**EXERCISE DIRECTIONS:** Tally the lines of the listing that contain the string "JSON". Give the number and nothing else.

**DATA SHOWN:**

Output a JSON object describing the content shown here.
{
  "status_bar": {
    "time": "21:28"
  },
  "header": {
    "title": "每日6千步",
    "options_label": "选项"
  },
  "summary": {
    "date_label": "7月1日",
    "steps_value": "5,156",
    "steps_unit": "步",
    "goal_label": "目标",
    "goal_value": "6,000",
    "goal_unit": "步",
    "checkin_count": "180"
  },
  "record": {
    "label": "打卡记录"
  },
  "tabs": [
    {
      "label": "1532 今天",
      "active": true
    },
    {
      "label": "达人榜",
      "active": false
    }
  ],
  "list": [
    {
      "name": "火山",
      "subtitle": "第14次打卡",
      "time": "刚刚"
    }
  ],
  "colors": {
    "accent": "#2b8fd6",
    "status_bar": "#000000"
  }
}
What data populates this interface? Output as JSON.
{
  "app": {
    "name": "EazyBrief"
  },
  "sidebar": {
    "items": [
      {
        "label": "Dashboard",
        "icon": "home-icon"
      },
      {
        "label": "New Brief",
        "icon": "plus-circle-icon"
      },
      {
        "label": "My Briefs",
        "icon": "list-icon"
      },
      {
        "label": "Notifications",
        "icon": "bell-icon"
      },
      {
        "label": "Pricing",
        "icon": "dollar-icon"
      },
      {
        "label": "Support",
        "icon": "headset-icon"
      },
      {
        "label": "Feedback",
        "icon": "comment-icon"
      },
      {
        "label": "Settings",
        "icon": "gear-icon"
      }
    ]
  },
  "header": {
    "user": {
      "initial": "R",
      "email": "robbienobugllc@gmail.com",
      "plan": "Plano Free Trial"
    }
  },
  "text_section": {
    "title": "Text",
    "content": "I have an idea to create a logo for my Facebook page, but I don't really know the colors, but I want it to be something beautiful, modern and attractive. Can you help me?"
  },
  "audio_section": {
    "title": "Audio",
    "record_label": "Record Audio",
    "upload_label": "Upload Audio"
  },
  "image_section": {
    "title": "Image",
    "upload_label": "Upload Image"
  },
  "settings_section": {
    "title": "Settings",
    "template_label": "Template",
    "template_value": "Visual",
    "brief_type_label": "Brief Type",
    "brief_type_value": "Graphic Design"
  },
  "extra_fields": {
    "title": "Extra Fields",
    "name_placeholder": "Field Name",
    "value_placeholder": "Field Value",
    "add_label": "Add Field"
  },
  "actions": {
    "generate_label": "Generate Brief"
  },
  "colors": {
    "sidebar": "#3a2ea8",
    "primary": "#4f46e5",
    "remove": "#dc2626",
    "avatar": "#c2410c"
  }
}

**EXERCISE SOLUTION:** 2